**Entries**
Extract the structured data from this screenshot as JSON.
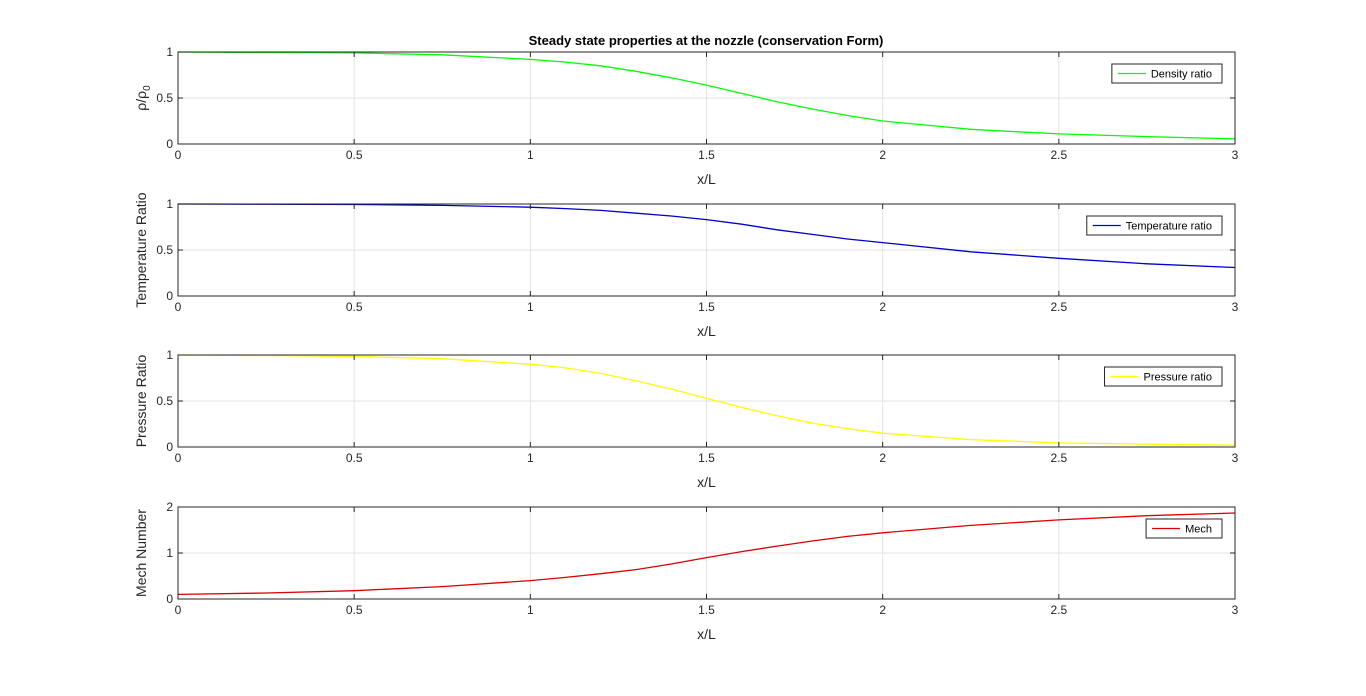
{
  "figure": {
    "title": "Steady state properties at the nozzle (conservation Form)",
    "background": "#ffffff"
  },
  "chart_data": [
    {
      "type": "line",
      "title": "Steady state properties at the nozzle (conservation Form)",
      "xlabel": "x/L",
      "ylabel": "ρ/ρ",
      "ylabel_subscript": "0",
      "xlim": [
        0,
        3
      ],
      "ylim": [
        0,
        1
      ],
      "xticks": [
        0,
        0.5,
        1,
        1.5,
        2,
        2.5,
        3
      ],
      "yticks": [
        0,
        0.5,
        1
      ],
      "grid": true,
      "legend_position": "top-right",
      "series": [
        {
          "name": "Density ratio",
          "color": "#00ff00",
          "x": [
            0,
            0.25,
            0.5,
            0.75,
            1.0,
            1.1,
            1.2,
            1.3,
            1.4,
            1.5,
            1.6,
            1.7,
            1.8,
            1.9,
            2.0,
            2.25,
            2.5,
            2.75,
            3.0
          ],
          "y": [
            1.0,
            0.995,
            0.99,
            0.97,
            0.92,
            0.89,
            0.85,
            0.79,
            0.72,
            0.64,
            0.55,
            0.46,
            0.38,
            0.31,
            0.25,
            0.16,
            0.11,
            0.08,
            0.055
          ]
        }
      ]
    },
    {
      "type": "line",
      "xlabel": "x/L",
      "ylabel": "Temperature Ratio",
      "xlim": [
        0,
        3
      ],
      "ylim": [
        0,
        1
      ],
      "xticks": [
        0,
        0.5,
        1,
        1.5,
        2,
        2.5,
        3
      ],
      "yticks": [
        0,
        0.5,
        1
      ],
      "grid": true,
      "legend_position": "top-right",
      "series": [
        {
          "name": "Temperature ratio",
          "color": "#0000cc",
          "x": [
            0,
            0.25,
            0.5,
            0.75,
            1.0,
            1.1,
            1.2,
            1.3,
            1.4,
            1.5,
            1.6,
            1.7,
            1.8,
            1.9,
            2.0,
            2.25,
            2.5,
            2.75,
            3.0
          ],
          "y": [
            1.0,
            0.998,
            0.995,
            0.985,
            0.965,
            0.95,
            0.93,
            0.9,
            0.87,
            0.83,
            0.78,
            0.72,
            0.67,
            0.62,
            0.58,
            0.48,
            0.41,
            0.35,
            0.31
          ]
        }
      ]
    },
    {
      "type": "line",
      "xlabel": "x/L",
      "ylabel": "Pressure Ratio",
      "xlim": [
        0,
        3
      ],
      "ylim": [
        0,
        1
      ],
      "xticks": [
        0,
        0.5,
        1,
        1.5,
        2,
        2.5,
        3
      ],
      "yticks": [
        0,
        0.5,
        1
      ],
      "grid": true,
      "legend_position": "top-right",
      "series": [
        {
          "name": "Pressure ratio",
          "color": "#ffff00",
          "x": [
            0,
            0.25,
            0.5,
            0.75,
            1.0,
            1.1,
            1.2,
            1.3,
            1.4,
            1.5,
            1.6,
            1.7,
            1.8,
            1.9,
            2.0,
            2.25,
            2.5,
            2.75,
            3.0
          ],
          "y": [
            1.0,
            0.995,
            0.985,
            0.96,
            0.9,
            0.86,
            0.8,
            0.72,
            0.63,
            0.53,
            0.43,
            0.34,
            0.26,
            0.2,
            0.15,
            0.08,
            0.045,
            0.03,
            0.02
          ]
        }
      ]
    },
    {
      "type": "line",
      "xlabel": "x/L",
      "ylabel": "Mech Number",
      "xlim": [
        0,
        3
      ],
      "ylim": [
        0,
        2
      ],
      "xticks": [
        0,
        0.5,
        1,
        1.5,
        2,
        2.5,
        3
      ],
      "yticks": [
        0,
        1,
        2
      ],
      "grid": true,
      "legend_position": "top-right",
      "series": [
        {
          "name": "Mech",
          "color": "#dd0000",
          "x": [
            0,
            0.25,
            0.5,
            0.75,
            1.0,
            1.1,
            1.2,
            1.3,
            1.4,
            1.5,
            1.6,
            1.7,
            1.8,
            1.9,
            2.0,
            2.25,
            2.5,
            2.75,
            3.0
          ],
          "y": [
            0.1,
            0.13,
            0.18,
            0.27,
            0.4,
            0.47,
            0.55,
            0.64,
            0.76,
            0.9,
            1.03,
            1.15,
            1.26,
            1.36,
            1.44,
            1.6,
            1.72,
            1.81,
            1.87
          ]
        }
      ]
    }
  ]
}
==
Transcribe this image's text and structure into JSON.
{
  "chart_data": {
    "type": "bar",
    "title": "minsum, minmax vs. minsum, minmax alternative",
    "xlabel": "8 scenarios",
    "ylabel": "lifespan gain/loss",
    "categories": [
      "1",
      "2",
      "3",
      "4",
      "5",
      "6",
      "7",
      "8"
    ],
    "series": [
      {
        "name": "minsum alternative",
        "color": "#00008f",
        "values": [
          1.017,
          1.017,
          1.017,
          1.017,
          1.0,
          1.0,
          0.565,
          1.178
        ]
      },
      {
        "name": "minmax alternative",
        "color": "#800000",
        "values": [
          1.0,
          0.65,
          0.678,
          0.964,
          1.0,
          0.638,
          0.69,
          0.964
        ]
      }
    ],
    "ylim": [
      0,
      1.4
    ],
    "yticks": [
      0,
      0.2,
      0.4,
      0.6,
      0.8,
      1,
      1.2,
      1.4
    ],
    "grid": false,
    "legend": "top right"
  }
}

**What this task involves**
Counting only lines of the data above that hold "conservation", report the total and nothing else.

**Task solution**
2